* START STORED DATA *

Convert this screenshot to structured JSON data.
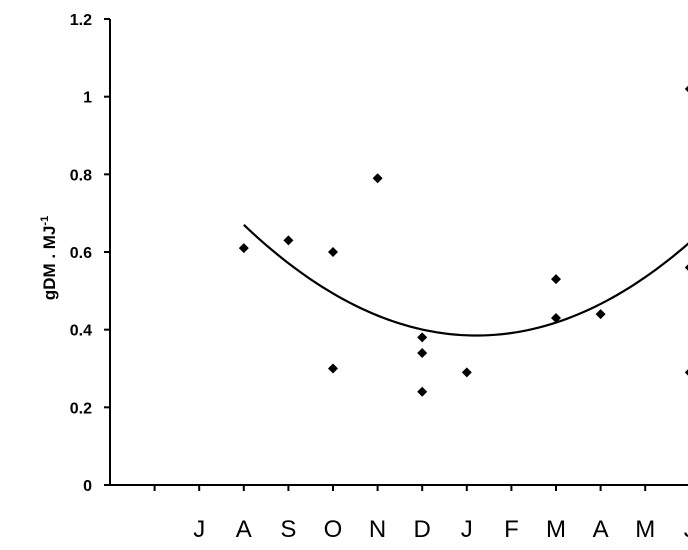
{
  "chart_data": {
    "type": "scatter",
    "title": "",
    "xlabel": "",
    "ylabel": "gDM . MJ",
    "ylabel_superscript": "-1",
    "ylim": [
      0,
      1.2
    ],
    "yticks": [
      0,
      0.2,
      0.4,
      0.6,
      0.8,
      1,
      1.2
    ],
    "ytick_labels": [
      "0",
      "0.2",
      "0.4",
      "0.6",
      "0.8",
      "1",
      "1.2"
    ],
    "x_tick_count": 13,
    "month_labels": [
      "J",
      "A",
      "S",
      "O",
      "N",
      "D",
      "J",
      "F",
      "M",
      "A",
      "M",
      "J"
    ],
    "month_positions": [
      2,
      3,
      4,
      5,
      6,
      7,
      8,
      9,
      10,
      11,
      12,
      13
    ],
    "points": [
      {
        "x": 3,
        "y": 0.61
      },
      {
        "x": 4,
        "y": 0.63
      },
      {
        "x": 5,
        "y": 0.6
      },
      {
        "x": 5,
        "y": 0.3
      },
      {
        "x": 6,
        "y": 0.79
      },
      {
        "x": 7,
        "y": 0.38
      },
      {
        "x": 7,
        "y": 0.34
      },
      {
        "x": 7,
        "y": 0.24
      },
      {
        "x": 8,
        "y": 0.29
      },
      {
        "x": 10,
        "y": 0.53
      },
      {
        "x": 10,
        "y": 0.43
      },
      {
        "x": 11,
        "y": 0.44
      },
      {
        "x": 13,
        "y": 1.02
      },
      {
        "x": 13,
        "y": 0.56
      },
      {
        "x": 13,
        "y": 0.29
      }
    ],
    "trend_line": {
      "type": "quadratic",
      "x_range": [
        3,
        13
      ],
      "points": [
        {
          "x": 3,
          "y": 0.67
        },
        {
          "x": 8.3,
          "y": 0.385
        },
        {
          "x": 13,
          "y": 0.625
        }
      ]
    },
    "grid": false,
    "legend": "none",
    "marker": "diamond",
    "color": "#000000"
  }
}
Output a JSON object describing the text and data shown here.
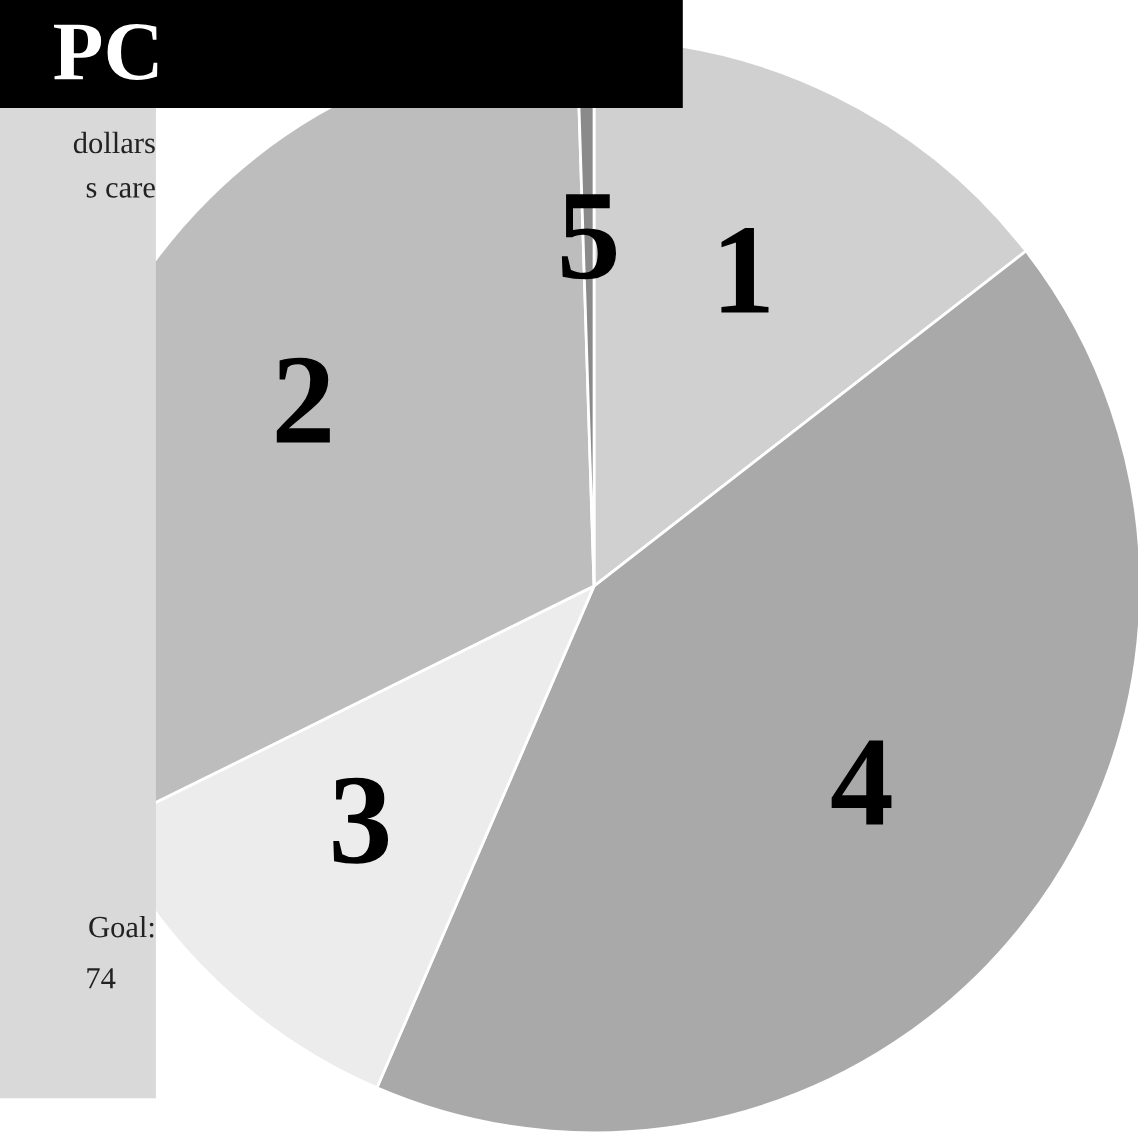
{
  "chart_data": {
    "type": "pie",
    "title": "PC",
    "categories": [
      "1",
      "4",
      "3",
      "2",
      "5"
    ],
    "values": [
      14.5,
      42,
      11.2,
      31.8,
      0.5
    ],
    "colors": [
      "#d0d0d0",
      "#a9a9a9",
      "#ececec",
      "#bdbdbd",
      "#8a8a8a"
    ],
    "annotations": [
      "dollars",
      "s care",
      "Goal:",
      "74"
    ]
  }
}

* END STORED DATA *

▸ **INSTRUCTIONS TO FOLLOW**
Your task is to repeat the material above exactly, without its pictures.

▸ **SOLUTION TO THE EXERCISE**
Convert this screenshot to structured JSON data.
{
  "chart_data": {
    "type": "scatter",
    "title": "",
    "xlabel": "",
    "ylabel": "gDM . MJ",
    "ylabel_superscript": "-1",
    "ylim": [
      0,
      1.2
    ],
    "yticks": [
      0,
      0.2,
      0.4,
      0.6,
      0.8,
      1,
      1.2
    ],
    "ytick_labels": [
      "0",
      "0.2",
      "0.4",
      "0.6",
      "0.8",
      "1",
      "1.2"
    ],
    "x_tick_count": 13,
    "month_labels": [
      "J",
      "A",
      "S",
      "O",
      "N",
      "D",
      "J",
      "F",
      "M",
      "A",
      "M",
      "J"
    ],
    "month_positions": [
      2,
      3,
      4,
      5,
      6,
      7,
      8,
      9,
      10,
      11,
      12,
      13
    ],
    "points": [
      {
        "x": 3,
        "y": 0.61
      },
      {
        "x": 4,
        "y": 0.63
      },
      {
        "x": 5,
        "y": 0.6
      },
      {
        "x": 5,
        "y": 0.3
      },
      {
        "x": 6,
        "y": 0.79
      },
      {
        "x": 7,
        "y": 0.38
      },
      {
        "x": 7,
        "y": 0.34
      },
      {
        "x": 7,
        "y": 0.24
      },
      {
        "x": 8,
        "y": 0.29
      },
      {
        "x": 10,
        "y": 0.53
      },
      {
        "x": 10,
        "y": 0.43
      },
      {
        "x": 11,
        "y": 0.44
      },
      {
        "x": 13,
        "y": 1.02
      },
      {
        "x": 13,
        "y": 0.56
      },
      {
        "x": 13,
        "y": 0.29
      }
    ],
    "trend_line": {
      "type": "quadratic",
      "x_range": [
        3,
        13
      ],
      "points": [
        {
          "x": 3,
          "y": 0.67
        },
        {
          "x": 8.3,
          "y": 0.385
        },
        {
          "x": 13,
          "y": 0.625
        }
      ]
    },
    "grid": false,
    "legend": "none",
    "marker": "diamond",
    "color": "#000000"
  }
}
Output a JSON object describing the text and data shown here.
{
  "chart_data": {
    "type": "pie",
    "title": "PC",
    "categories": [
      "1",
      "4",
      "3",
      "2",
      "5"
    ],
    "values": [
      14.5,
      42,
      11.2,
      31.8,
      0.5
    ],
    "colors": [
      "#d0d0d0",
      "#a9a9a9",
      "#ececec",
      "#bdbdbd",
      "#8a8a8a"
    ],
    "annotations": [
      "dollars",
      "s care",
      "Goal:",
      "74"
    ]
  }
}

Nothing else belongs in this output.